■ **JOB**
Filter the records below down to lines containing "IYRA".

-=-=-

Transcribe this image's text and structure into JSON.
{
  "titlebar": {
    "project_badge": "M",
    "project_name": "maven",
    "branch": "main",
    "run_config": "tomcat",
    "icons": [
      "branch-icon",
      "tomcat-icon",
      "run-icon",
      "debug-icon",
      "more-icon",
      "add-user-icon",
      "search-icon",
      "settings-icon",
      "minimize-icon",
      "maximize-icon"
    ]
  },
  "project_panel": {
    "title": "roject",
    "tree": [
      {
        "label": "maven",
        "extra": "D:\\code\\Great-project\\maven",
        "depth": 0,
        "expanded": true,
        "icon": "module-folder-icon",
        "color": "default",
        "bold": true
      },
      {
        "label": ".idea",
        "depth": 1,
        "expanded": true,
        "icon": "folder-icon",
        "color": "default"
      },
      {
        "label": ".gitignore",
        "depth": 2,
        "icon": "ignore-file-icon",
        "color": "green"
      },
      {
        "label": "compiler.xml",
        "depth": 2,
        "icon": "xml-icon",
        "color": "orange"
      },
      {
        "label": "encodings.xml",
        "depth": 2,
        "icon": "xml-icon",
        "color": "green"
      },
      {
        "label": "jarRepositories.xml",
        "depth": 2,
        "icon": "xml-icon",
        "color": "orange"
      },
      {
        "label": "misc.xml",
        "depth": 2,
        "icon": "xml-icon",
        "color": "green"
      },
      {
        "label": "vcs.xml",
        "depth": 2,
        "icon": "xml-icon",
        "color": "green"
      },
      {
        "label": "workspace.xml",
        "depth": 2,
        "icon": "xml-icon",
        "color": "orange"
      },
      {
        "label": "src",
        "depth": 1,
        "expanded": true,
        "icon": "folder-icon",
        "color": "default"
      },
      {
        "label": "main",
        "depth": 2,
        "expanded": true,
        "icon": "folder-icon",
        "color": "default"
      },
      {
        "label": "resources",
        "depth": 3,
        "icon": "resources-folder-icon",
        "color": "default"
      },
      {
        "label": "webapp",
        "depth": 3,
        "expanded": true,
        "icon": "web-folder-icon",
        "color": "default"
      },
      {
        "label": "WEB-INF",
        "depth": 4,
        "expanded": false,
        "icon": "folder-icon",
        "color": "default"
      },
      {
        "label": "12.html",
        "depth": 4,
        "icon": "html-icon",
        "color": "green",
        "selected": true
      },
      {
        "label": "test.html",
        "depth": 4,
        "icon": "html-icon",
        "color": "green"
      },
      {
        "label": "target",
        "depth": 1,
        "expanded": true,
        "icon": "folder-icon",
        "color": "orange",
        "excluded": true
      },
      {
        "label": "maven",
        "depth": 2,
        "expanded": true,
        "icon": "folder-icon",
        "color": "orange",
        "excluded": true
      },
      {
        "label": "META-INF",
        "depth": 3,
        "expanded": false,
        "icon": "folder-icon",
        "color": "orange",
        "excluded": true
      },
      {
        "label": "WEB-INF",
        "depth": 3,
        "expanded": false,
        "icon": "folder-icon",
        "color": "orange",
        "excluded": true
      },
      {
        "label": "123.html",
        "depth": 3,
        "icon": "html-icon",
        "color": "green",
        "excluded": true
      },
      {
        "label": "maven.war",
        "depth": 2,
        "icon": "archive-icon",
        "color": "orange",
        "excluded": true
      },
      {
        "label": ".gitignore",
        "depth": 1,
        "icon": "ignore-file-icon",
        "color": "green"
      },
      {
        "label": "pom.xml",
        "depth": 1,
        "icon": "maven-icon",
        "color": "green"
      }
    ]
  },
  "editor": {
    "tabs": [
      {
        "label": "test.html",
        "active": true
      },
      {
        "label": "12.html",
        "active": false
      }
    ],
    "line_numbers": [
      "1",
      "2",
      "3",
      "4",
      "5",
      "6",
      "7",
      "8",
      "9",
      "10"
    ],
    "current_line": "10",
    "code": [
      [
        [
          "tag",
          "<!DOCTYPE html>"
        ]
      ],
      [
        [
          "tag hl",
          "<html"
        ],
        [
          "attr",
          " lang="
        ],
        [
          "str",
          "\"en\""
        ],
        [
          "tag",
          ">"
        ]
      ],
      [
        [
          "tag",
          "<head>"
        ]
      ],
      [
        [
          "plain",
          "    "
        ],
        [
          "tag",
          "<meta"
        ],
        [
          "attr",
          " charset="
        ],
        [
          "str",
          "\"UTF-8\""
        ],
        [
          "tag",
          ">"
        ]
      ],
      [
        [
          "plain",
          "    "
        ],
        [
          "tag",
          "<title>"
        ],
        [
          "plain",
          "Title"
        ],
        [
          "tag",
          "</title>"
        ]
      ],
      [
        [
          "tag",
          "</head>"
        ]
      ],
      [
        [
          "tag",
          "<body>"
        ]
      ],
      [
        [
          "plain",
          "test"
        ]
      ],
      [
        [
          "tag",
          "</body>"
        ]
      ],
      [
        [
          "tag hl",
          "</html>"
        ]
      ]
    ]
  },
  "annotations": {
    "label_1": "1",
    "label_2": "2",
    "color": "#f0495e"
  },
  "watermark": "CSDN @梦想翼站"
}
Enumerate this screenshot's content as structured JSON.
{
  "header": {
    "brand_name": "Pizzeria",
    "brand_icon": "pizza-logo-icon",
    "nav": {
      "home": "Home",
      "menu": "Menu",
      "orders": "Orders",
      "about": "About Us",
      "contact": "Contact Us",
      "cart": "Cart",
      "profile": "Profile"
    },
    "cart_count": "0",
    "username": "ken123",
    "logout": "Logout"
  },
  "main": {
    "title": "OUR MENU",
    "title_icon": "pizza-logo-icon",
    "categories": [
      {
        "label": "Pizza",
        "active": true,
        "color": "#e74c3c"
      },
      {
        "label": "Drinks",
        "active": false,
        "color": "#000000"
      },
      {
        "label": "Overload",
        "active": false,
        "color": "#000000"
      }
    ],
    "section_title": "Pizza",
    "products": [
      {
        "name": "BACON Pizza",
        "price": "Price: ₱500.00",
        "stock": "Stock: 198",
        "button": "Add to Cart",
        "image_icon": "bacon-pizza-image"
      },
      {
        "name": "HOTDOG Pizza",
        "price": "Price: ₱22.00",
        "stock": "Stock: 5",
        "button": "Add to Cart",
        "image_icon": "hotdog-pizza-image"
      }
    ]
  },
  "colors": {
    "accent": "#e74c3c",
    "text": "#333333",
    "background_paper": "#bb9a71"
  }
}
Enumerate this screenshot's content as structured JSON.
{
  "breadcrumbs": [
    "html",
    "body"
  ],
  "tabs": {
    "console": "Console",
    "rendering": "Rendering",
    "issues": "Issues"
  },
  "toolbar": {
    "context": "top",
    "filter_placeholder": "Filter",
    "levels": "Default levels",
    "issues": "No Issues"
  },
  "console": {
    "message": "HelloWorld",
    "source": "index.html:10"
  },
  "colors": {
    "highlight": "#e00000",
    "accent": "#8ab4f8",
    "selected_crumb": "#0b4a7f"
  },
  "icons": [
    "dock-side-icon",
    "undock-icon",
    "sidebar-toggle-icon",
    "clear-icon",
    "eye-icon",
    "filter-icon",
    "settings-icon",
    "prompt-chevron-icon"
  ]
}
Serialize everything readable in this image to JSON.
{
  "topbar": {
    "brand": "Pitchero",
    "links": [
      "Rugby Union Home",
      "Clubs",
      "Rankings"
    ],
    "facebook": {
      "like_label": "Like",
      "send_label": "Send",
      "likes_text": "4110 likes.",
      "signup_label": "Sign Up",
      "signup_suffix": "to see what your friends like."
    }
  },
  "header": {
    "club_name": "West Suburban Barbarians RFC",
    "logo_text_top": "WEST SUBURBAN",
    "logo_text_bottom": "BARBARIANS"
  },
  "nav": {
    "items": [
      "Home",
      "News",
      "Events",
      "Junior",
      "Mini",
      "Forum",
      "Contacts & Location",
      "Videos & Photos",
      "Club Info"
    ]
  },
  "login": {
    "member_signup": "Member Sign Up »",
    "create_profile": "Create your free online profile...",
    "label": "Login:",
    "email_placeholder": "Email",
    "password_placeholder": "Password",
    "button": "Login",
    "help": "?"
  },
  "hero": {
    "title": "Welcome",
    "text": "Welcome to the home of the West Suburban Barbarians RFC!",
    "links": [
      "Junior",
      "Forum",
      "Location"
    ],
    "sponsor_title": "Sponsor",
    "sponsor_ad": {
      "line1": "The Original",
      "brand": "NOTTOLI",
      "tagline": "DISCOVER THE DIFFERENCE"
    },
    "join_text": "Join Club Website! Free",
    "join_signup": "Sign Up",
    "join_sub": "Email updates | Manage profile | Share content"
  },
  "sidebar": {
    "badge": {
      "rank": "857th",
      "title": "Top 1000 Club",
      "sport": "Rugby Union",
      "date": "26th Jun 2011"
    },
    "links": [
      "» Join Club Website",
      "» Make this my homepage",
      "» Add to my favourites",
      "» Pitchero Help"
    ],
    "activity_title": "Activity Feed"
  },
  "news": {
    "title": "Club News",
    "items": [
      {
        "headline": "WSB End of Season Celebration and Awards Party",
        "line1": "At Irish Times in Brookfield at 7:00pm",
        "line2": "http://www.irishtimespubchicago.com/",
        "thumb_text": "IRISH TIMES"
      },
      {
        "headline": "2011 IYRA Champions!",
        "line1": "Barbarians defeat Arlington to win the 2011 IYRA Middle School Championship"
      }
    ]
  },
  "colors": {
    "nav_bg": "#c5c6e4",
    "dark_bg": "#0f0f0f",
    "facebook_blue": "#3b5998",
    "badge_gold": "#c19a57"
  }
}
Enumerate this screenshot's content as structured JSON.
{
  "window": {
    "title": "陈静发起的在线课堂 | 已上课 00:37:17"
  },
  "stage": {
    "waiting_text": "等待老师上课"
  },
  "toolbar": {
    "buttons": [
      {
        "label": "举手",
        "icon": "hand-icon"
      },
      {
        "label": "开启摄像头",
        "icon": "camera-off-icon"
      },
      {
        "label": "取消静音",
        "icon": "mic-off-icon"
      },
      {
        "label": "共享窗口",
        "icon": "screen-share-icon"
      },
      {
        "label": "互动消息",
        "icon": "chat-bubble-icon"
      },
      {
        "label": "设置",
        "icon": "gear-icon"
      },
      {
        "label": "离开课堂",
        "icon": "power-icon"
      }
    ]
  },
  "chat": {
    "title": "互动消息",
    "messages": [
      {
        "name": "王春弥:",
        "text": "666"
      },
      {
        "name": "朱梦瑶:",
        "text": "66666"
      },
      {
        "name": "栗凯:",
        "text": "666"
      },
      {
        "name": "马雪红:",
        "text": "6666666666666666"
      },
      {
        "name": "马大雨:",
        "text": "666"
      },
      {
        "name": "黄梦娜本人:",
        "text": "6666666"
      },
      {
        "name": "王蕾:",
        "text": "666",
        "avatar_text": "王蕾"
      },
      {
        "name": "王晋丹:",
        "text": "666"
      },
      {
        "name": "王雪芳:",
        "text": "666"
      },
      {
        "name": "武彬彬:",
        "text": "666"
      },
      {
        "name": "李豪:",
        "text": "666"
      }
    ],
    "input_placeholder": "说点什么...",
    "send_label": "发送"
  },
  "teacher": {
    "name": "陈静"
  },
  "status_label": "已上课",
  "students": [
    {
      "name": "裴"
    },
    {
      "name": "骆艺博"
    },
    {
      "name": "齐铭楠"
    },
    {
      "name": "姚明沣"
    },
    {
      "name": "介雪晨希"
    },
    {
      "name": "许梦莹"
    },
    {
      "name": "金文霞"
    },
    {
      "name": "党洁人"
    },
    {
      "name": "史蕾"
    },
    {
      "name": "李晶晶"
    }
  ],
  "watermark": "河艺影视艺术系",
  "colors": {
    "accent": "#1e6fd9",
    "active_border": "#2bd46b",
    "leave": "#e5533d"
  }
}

-=-=-

■ **WRITTEN SOLUTION**
        "headline": "2011 IYRA Champions!",
        "line1": "Barbarians defeat Arlington to win the 2011 IYRA Middle School Championship"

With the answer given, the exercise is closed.